··· Given data ···

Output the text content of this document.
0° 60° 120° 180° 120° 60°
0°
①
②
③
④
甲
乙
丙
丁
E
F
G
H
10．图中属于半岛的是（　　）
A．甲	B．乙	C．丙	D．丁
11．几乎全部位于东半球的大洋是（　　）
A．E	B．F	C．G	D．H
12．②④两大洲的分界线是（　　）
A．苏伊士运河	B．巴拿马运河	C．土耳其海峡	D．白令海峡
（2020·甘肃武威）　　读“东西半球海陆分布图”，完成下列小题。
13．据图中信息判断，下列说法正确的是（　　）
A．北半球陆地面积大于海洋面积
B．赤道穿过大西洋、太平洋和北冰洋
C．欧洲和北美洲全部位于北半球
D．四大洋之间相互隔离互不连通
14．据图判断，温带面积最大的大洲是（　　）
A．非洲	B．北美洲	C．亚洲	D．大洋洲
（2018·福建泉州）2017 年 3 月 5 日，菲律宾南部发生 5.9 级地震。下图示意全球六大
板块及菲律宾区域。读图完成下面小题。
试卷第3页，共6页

···

Each line of the listing should be echoed back exactly.

**Finished exercise**
Output the text content of this document.
0° 60° 120° 180° 120° 60°
0°
①
②
③
④
甲
乙
丙
丁
E
F
G
H
10．图中属于半岛的是（　　）
A．甲	B．乙	C．丙	D．丁
11．几乎全部位于东半球的大洋是（　　）
A．E	B．F	C．G	D．H
12．②④两大洲的分界线是（　　）
A．苏伊士运河	B．巴拿马运河	C．土耳其海峡	D．白令海峡
（2020·甘肃武威）　　读“东西半球海陆分布图”，完成下列小题。
13．据图中信息判断，下列说法正确的是（　　）
A．北半球陆地面积大于海洋面积
B．赤道穿过大西洋、太平洋和北冰洋
C．欧洲和北美洲全部位于北半球
D．四大洋之间相互隔离互不连通
14．据图判断，温带面积最大的大洲是（　　）
A．非洲	B．北美洲	C．亚洲	D．大洋洲
（2018·福建泉州）2017 年 3 月 5 日，菲律宾南部发生 5.9 级地震。下图示意全球六大
板块及菲律宾区域。读图完成下面小题。
试卷第3页，共6页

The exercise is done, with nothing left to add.